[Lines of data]
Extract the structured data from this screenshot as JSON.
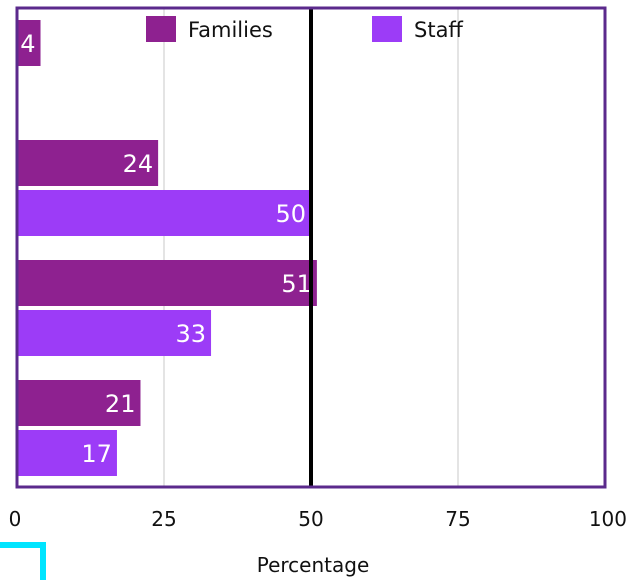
{
  "chart_data": {
    "type": "bar",
    "orientation": "horizontal",
    "title": "",
    "xlabel": "Percentage",
    "ylabel": "",
    "xlim": [
      0,
      100
    ],
    "x_ticks": [
      "0",
      "25",
      "50",
      "75",
      "100"
    ],
    "grid": true,
    "legend_position": "top",
    "reference_line_x": 50,
    "series": [
      {
        "name": "Families",
        "color": "#8e2190",
        "values": [
          4,
          24,
          51,
          21
        ]
      },
      {
        "name": "Staff",
        "color": "#9c3cf7",
        "values": [
          null,
          50,
          33,
          17
        ]
      }
    ],
    "value_labels": [
      [
        "4",
        "24",
        "51",
        "21"
      ],
      [
        null,
        "50",
        "33",
        "17"
      ]
    ]
  },
  "decoration": {
    "corner_accent_color": "#00e5ff"
  }
}
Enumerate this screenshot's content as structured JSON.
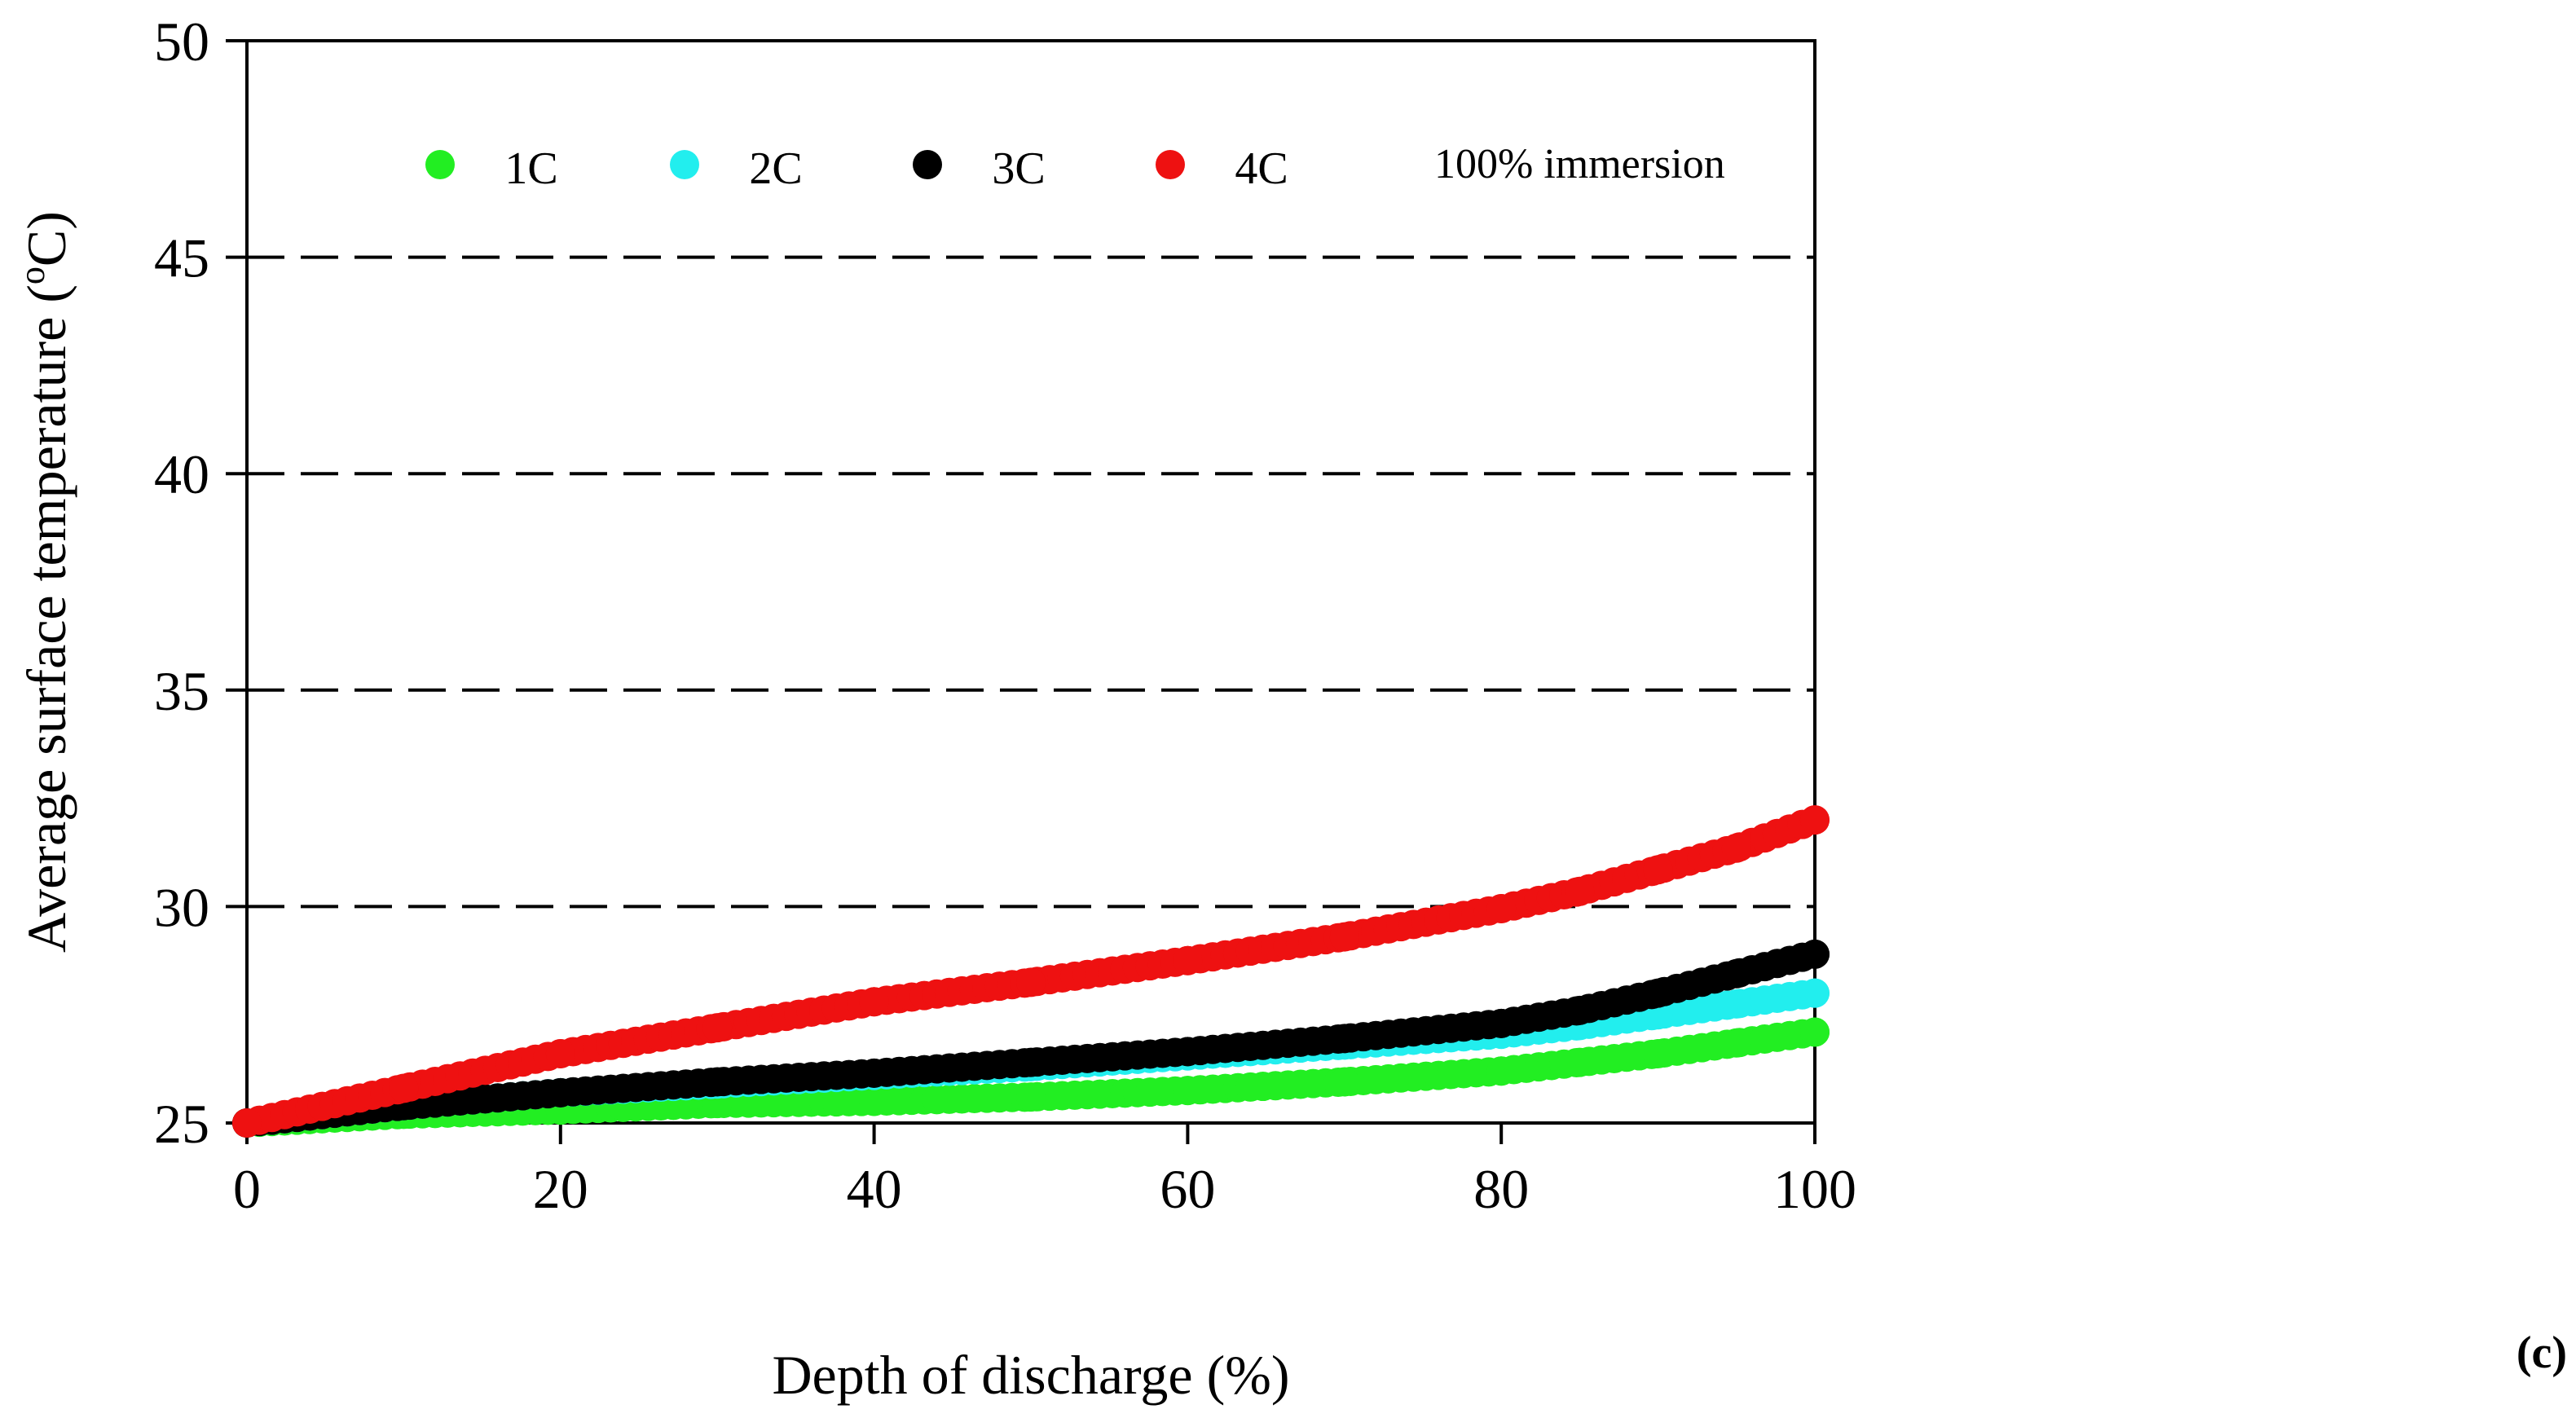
{
  "chart_data": {
    "type": "scatter",
    "title": "",
    "xlabel": "Depth of discharge (%)",
    "ylabel_main": "Average surface temperature (",
    "ylabel_sup": "o",
    "ylabel_tail": "C)",
    "xlim": [
      0,
      100
    ],
    "ylim": [
      25,
      50
    ],
    "xticks": [
      "0",
      "20",
      "40",
      "60",
      "80",
      "100"
    ],
    "yticks": [
      "25",
      "30",
      "35",
      "40",
      "45",
      "50"
    ],
    "grid": "horizontal dashed",
    "legend_position": "top",
    "annotation": "100% immersion",
    "panel_label": "(c)",
    "series": [
      {
        "name": "1C",
        "color": "#22ee22",
        "x": [
          0,
          10,
          20,
          30,
          40,
          50,
          60,
          70,
          80,
          85,
          90,
          95,
          100
        ],
        "y": [
          25.0,
          25.2,
          25.3,
          25.45,
          25.5,
          25.6,
          25.75,
          25.95,
          26.2,
          26.4,
          26.6,
          26.85,
          27.1
        ]
      },
      {
        "name": "2C",
        "color": "#22eeee",
        "x": [
          0,
          10,
          20,
          30,
          40,
          50,
          60,
          70,
          80,
          85,
          90,
          95,
          100
        ],
        "y": [
          25.0,
          25.4,
          25.7,
          25.9,
          26.1,
          26.3,
          26.55,
          26.8,
          27.05,
          27.25,
          27.5,
          27.75,
          28.0
        ]
      },
      {
        "name": "3C",
        "color": "#000000",
        "x": [
          0,
          10,
          20,
          30,
          40,
          50,
          60,
          70,
          80,
          85,
          90,
          95,
          100
        ],
        "y": [
          25.0,
          25.4,
          25.7,
          25.95,
          26.15,
          26.4,
          26.65,
          26.95,
          27.3,
          27.6,
          28.0,
          28.45,
          28.9
        ]
      },
      {
        "name": "4C",
        "color": "#ee1111",
        "x": [
          0,
          10,
          20,
          30,
          40,
          50,
          60,
          70,
          80,
          85,
          90,
          95,
          100
        ],
        "y": [
          25.0,
          25.8,
          26.6,
          27.2,
          27.8,
          28.25,
          28.75,
          29.3,
          29.95,
          30.35,
          30.85,
          31.35,
          32.0
        ]
      }
    ]
  }
}
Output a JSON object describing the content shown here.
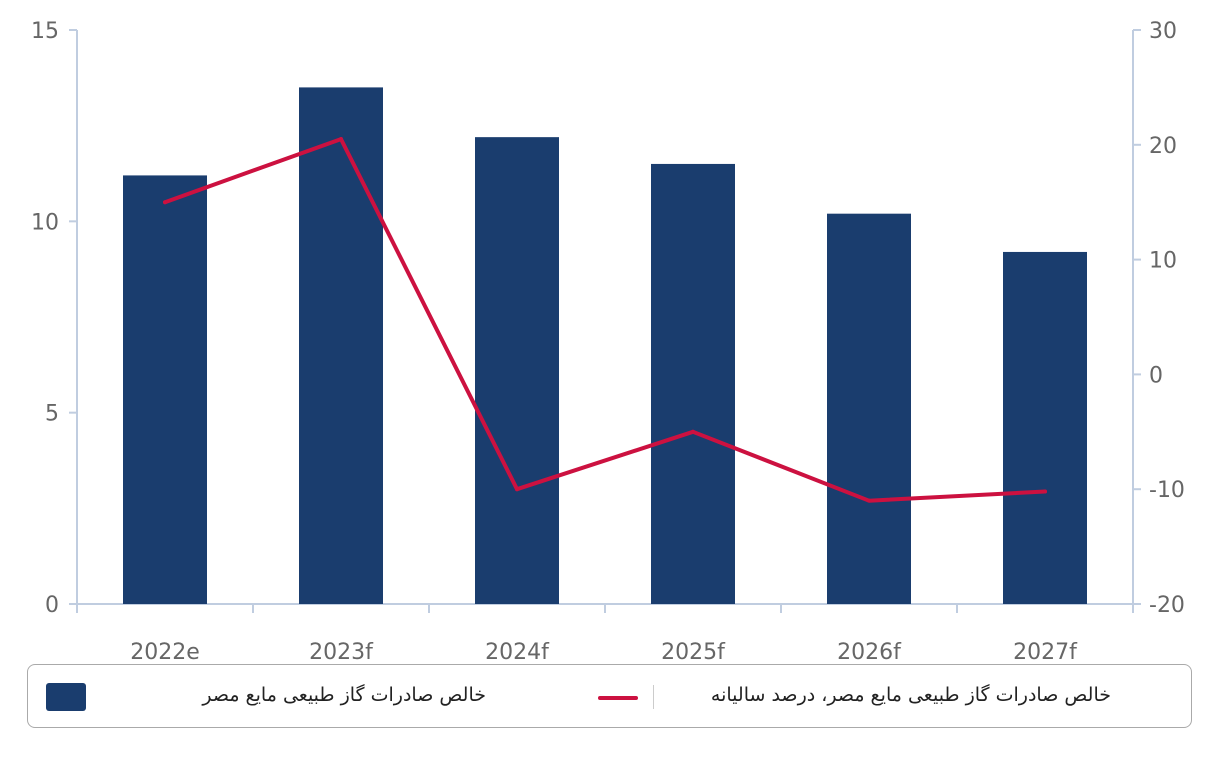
{
  "chart_data": {
    "type": "bar",
    "categories": [
      "2022e",
      "2023f",
      "2024f",
      "2025f",
      "2026f",
      "2027f"
    ],
    "series": [
      {
        "name": "خالص صادرات گاز طبیعی مایع  مصر",
        "type": "bar",
        "axis": "left",
        "values": [
          11.2,
          13.5,
          12.2,
          11.5,
          10.2,
          9.2
        ]
      },
      {
        "name": "خالص صادرات گاز طبیعی مایع  مصر، درصد سالیانه",
        "type": "line",
        "axis": "right",
        "values": [
          15,
          20.5,
          -10,
          -5,
          -11,
          -10.2
        ]
      }
    ],
    "y_left": {
      "min": 0,
      "max": 15,
      "ticks": [
        0,
        5,
        10,
        15
      ]
    },
    "y_right": {
      "min": -20,
      "max": 30,
      "ticks": [
        -20,
        -10,
        0,
        10,
        20,
        30
      ]
    },
    "colors": {
      "bar": "#1a3d6e",
      "line": "#cc1140",
      "axis": "#c0cde0",
      "tick_text": "#666666"
    },
    "grid": false,
    "legend_position": "bottom"
  }
}
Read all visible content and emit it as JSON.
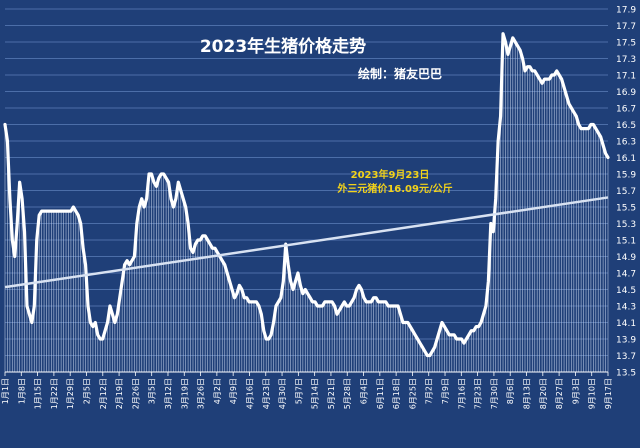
{
  "chart_data": {
    "type": "area",
    "title": "2023年生猪价格走势",
    "subtitle": "绘制：猪友巴巴",
    "annotation": [
      "2023年9月23日",
      "外三元猪价16.09元/公斤"
    ],
    "xlabel": "",
    "ylabel": "",
    "ylim": [
      13.5,
      17.9
    ],
    "yticks": [
      "13.5",
      "13.7",
      "13.9",
      "14.1",
      "14.3",
      "14.5",
      "14.7",
      "14.9",
      "15.1",
      "15.3",
      "15.5",
      "15.7",
      "15.9",
      "16.1",
      "16.3",
      "16.5",
      "16.7",
      "16.9",
      "17.1",
      "17.3",
      "17.5",
      "17.7",
      "17.9"
    ],
    "xticks": [
      "1月1日",
      "1月8日",
      "1月15日",
      "1月22日",
      "1月29日",
      "2月5日",
      "2月12日",
      "2月19日",
      "2月26日",
      "3月5日",
      "3月12日",
      "3月19日",
      "3月26日",
      "4月2日",
      "4月9日",
      "4月16日",
      "4月23日",
      "4月30日",
      "5月7日",
      "5月14日",
      "5月21日",
      "5月28日",
      "6月4日",
      "6月11日",
      "6月18日",
      "6月25日",
      "7月2日",
      "7月9日",
      "7月16日",
      "7月23日",
      "7月30日",
      "8月6日",
      "8月13日",
      "8月20日",
      "8月27日",
      "9月3日",
      "9月10日",
      "9月17日"
    ],
    "grid": true,
    "series": [
      {
        "color": "#ffffff",
        "values": [
          16.5,
          16.3,
          15.6,
          15.1,
          14.9,
          15.3,
          15.8,
          15.6,
          15.2,
          14.3,
          14.2,
          14.1,
          14.3,
          15.1,
          15.4,
          15.45,
          15.45,
          15.45,
          15.45,
          15.45,
          15.45,
          15.45,
          15.45,
          15.45,
          15.45,
          15.45,
          15.45,
          15.45,
          15.5,
          15.45,
          15.4,
          15.3,
          15.0,
          14.8,
          14.3,
          14.1,
          14.05,
          14.1,
          13.95,
          13.9,
          13.9,
          14.0,
          14.1,
          14.3,
          14.2,
          14.1,
          14.2,
          14.4,
          14.6,
          14.8,
          14.85,
          14.8,
          14.85,
          14.9,
          15.3,
          15.5,
          15.6,
          15.5,
          15.6,
          15.9,
          15.9,
          15.8,
          15.75,
          15.85,
          15.9,
          15.9,
          15.85,
          15.8,
          15.6,
          15.5,
          15.6,
          15.8,
          15.7,
          15.6,
          15.5,
          15.3,
          15.0,
          14.95,
          15.05,
          15.1,
          15.1,
          15.15,
          15.15,
          15.1,
          15.05,
          15.0,
          15.0,
          14.95,
          14.9,
          14.85,
          14.8,
          14.7,
          14.6,
          14.5,
          14.4,
          14.45,
          14.55,
          14.5,
          14.4,
          14.4,
          14.35,
          14.35,
          14.35,
          14.35,
          14.3,
          14.2,
          14.0,
          13.9,
          13.9,
          13.95,
          14.1,
          14.3,
          14.35,
          14.4,
          14.6,
          15.05,
          14.8,
          14.6,
          14.5,
          14.6,
          14.7,
          14.55,
          14.45,
          14.5,
          14.45,
          14.4,
          14.35,
          14.35,
          14.3,
          14.3,
          14.3,
          14.35,
          14.35,
          14.35,
          14.35,
          14.3,
          14.2,
          14.25,
          14.3,
          14.35,
          14.3,
          14.3,
          14.35,
          14.4,
          14.5,
          14.55,
          14.5,
          14.4,
          14.35,
          14.35,
          14.35,
          14.4,
          14.4,
          14.35,
          14.35,
          14.35,
          14.35,
          14.3,
          14.3,
          14.3,
          14.3,
          14.3,
          14.2,
          14.1,
          14.1,
          14.1,
          14.05,
          14.0,
          13.95,
          13.9,
          13.85,
          13.8,
          13.75,
          13.7,
          13.7,
          13.75,
          13.8,
          13.9,
          14.0,
          14.1,
          14.05,
          14.0,
          13.95,
          13.95,
          13.95,
          13.9,
          13.9,
          13.9,
          13.85,
          13.9,
          13.95,
          14.0,
          14.0,
          14.05,
          14.05,
          14.1,
          14.2,
          14.3,
          14.6,
          15.3,
          15.2,
          15.6,
          16.3,
          16.6,
          17.6,
          17.5,
          17.35,
          17.45,
          17.55,
          17.5,
          17.45,
          17.4,
          17.3,
          17.15,
          17.2,
          17.2,
          17.15,
          17.15,
          17.1,
          17.05,
          17.0,
          17.05,
          17.05,
          17.05,
          17.1,
          17.1,
          17.15,
          17.1,
          17.05,
          16.95,
          16.85,
          16.75,
          16.7,
          16.65,
          16.6,
          16.5,
          16.45,
          16.45,
          16.45,
          16.45,
          16.5,
          16.5,
          16.45,
          16.4,
          16.35,
          16.25,
          16.15,
          16.1
        ]
      }
    ],
    "trendline": {
      "type": "linear",
      "color": "#d8e2f2"
    }
  }
}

• **TO DO**: Among the records above, find each line holding the string "صادرات" and pull it out.

• **OUTPUT OF THE TASK**:
        "name": "خالص صادرات گاز طبیعی مایع  مصر",
        "name": "خالص صادرات گاز طبیعی مایع  مصر، درصد سالیانه",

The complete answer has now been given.